**PROBLEM DESCRIPTION**
Output every entry exactly as written, skipping any pictures.

Dataset records

..............................

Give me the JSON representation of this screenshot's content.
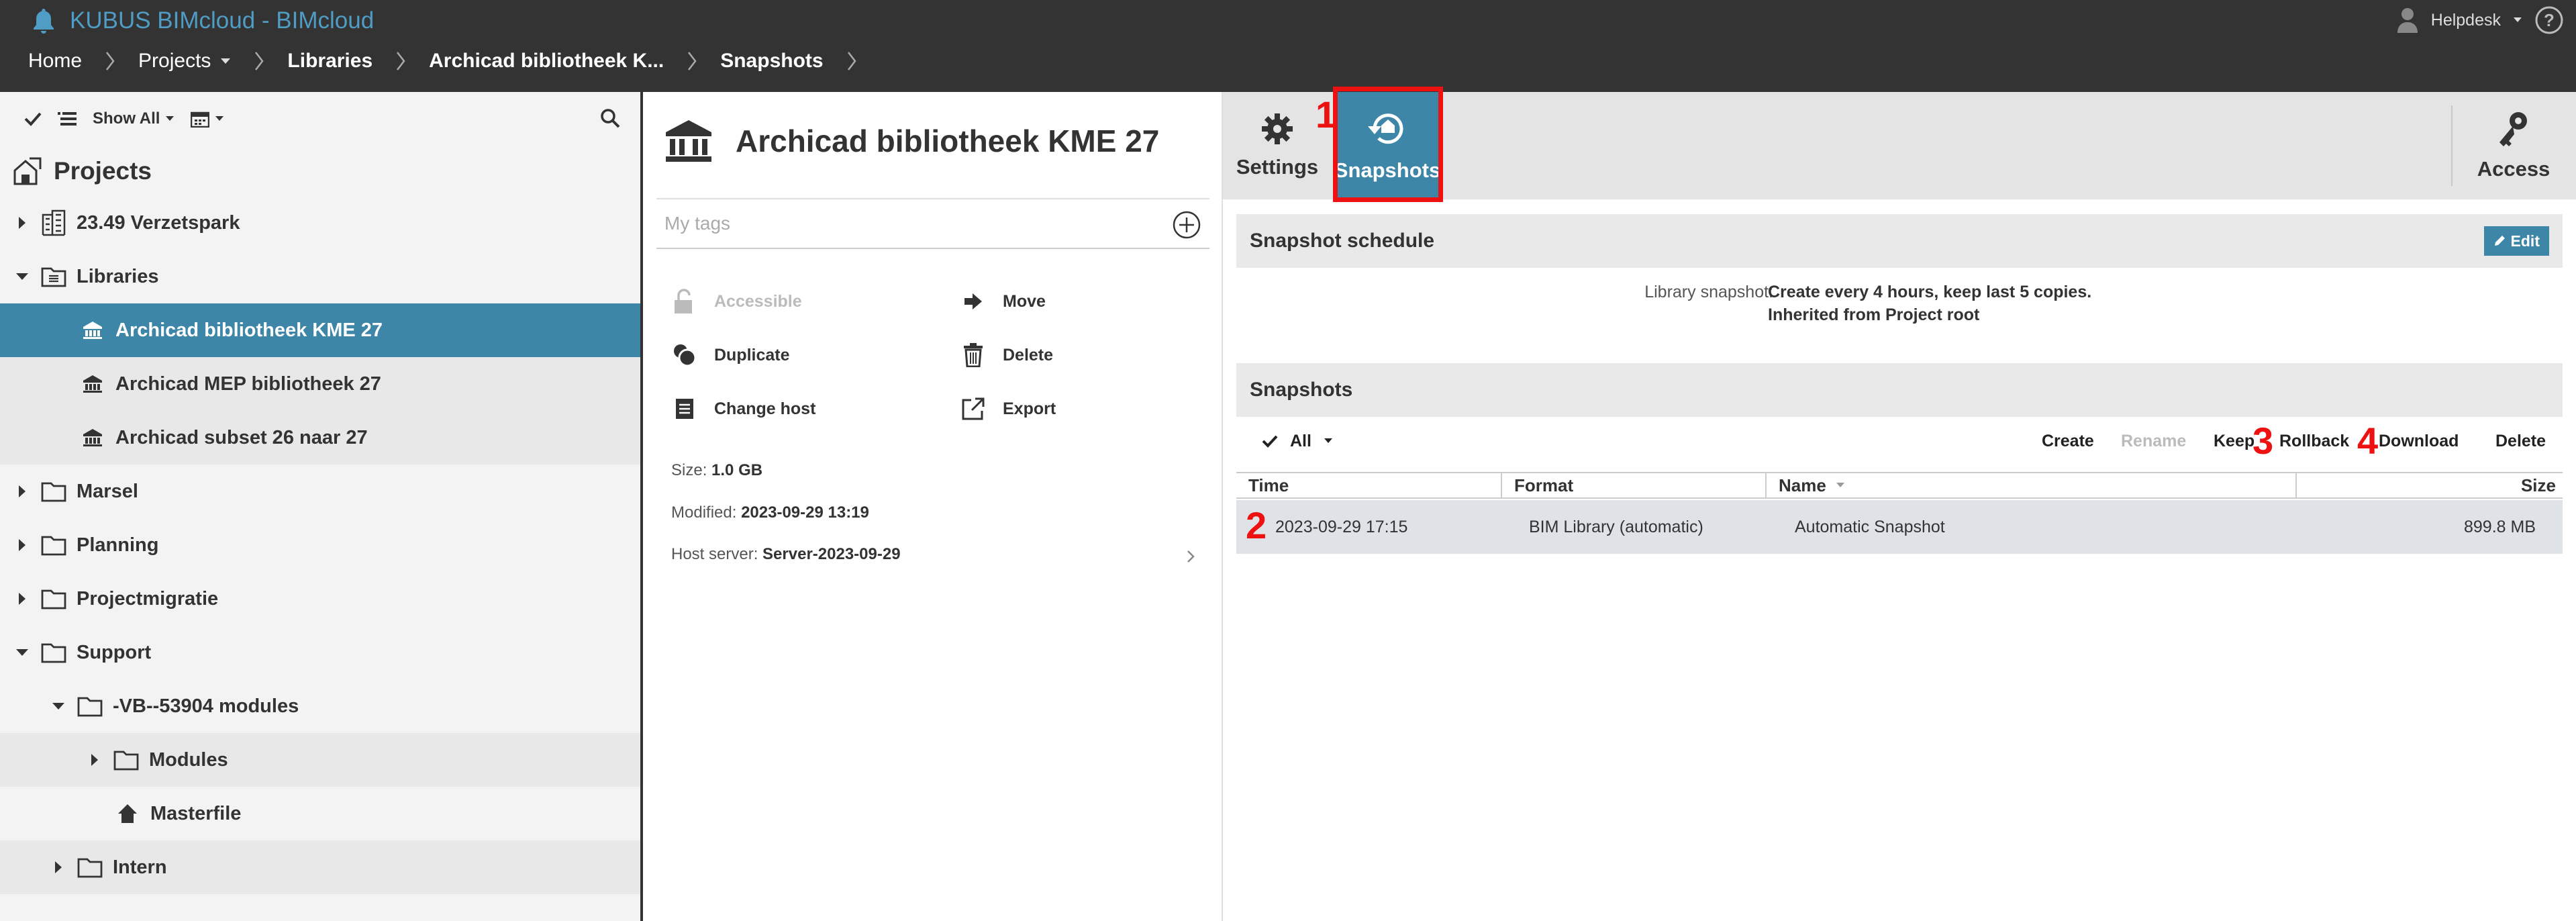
{
  "app": {
    "title": "KUBUS BIMcloud - BIMcloud",
    "user": "Helpdesk"
  },
  "breadcrumb": [
    "Home",
    "Projects",
    "Libraries",
    "Archicad bibliotheek K...",
    "Snapshots"
  ],
  "tree": {
    "toolbar": {
      "filter_label": "Show All"
    },
    "title": "Projects",
    "items": [
      "23.49 Verzetspark",
      "Libraries",
      "Archicad bibliotheek KME 27",
      "Archicad MEP bibliotheek 27",
      "Archicad subset 26 naar 27",
      "Marsel",
      "Planning",
      "Projectmigratie",
      "Support",
      "-VB--53904 modules",
      "Modules",
      "Masterfile",
      "Intern"
    ]
  },
  "detail": {
    "title": "Archicad bibliotheek KME 27",
    "tags_placeholder": "My tags",
    "actions": {
      "accessible": "Accessible",
      "move": "Move",
      "duplicate": "Duplicate",
      "delete": "Delete",
      "change_host": "Change host",
      "export": "Export"
    },
    "size_label": "Size:",
    "size_value": "1.0 GB",
    "modified_label": "Modified:",
    "modified_value": "2023-09-29 13:19",
    "host_label": "Host server:",
    "host_value": "Server-2023-09-29"
  },
  "tabs": {
    "settings": "Settings",
    "snapshots": "Snapshots",
    "access": "Access"
  },
  "markers": [
    "1",
    "2",
    "3",
    "4"
  ],
  "schedule": {
    "title": "Snapshot schedule",
    "edit": "Edit",
    "label": "Library snapshot:",
    "line1": "Create every 4 hours, keep last 5 copies.",
    "line2": "Inherited from Project root"
  },
  "snapshots": {
    "title": "Snapshots",
    "filter": "All",
    "toolbar": {
      "create": "Create",
      "rename": "Rename",
      "keep": "Keep",
      "rollback": "Rollback",
      "download": "Download",
      "delete": "Delete"
    },
    "columns": [
      "Time",
      "Format",
      "Name",
      "Size"
    ],
    "rows": [
      {
        "time": "2023-09-29 17:15",
        "format": "BIM Library (automatic)",
        "name": "Automatic Snapshot",
        "size": "899.8 MB"
      }
    ]
  },
  "colors": {
    "topbar": "#333333",
    "accent": "#3e86a8",
    "title_blue": "#4f9cc4",
    "marker_red": "#ee1111"
  }
}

..............................

**THE OUTPUT**
Give me the JSON representation of this screenshot's content.
{
  "app": {
    "title": "KUBUS BIMcloud - BIMcloud",
    "user": "Helpdesk"
  },
  "breadcrumb": [
    "Home",
    "Projects",
    "Libraries",
    "Archicad bibliotheek K...",
    "Snapshots"
  ],
  "tree": {
    "toolbar": {
      "filter_label": "Show All"
    },
    "title": "Projects",
    "items": [
      "23.49 Verzetspark",
      "Libraries",
      "Archicad bibliotheek KME 27",
      "Archicad MEP bibliotheek 27",
      "Archicad subset 26 naar 27",
      "Marsel",
      "Planning",
      "Projectmigratie",
      "Support",
      "-VB--53904 modules",
      "Modules",
      "Masterfile",
      "Intern"
    ]
  },
  "detail": {
    "title": "Archicad bibliotheek KME 27",
    "tags_placeholder": "My tags",
    "actions": {
      "accessible": "Accessible",
      "move": "Move",
      "duplicate": "Duplicate",
      "delete": "Delete",
      "change_host": "Change host",
      "export": "Export"
    },
    "size_label": "Size:",
    "size_value": "1.0 GB",
    "modified_label": "Modified:",
    "modified_value": "2023-09-29 13:19",
    "host_label": "Host server:",
    "host_value": "Server-2023-09-29"
  },
  "tabs": {
    "settings": "Settings",
    "snapshots": "Snapshots",
    "access": "Access"
  },
  "markers": [
    "1",
    "2",
    "3",
    "4"
  ],
  "schedule": {
    "title": "Snapshot schedule",
    "edit": "Edit",
    "label": "Library snapshot:",
    "line1": "Create every 4 hours, keep last 5 copies.",
    "line2": "Inherited from Project root"
  },
  "snapshots": {
    "title": "Snapshots",
    "filter": "All",
    "toolbar": {
      "create": "Create",
      "rename": "Rename",
      "keep": "Keep",
      "rollback": "Rollback",
      "download": "Download",
      "delete": "Delete"
    },
    "columns": [
      "Time",
      "Format",
      "Name",
      "Size"
    ],
    "rows": [
      {
        "time": "2023-09-29 17:15",
        "format": "BIM Library (automatic)",
        "name": "Automatic Snapshot",
        "size": "899.8 MB"
      }
    ]
  },
  "colors": {
    "topbar": "#333333",
    "accent": "#3e86a8",
    "title_blue": "#4f9cc4",
    "marker_red": "#ee1111"
  }
}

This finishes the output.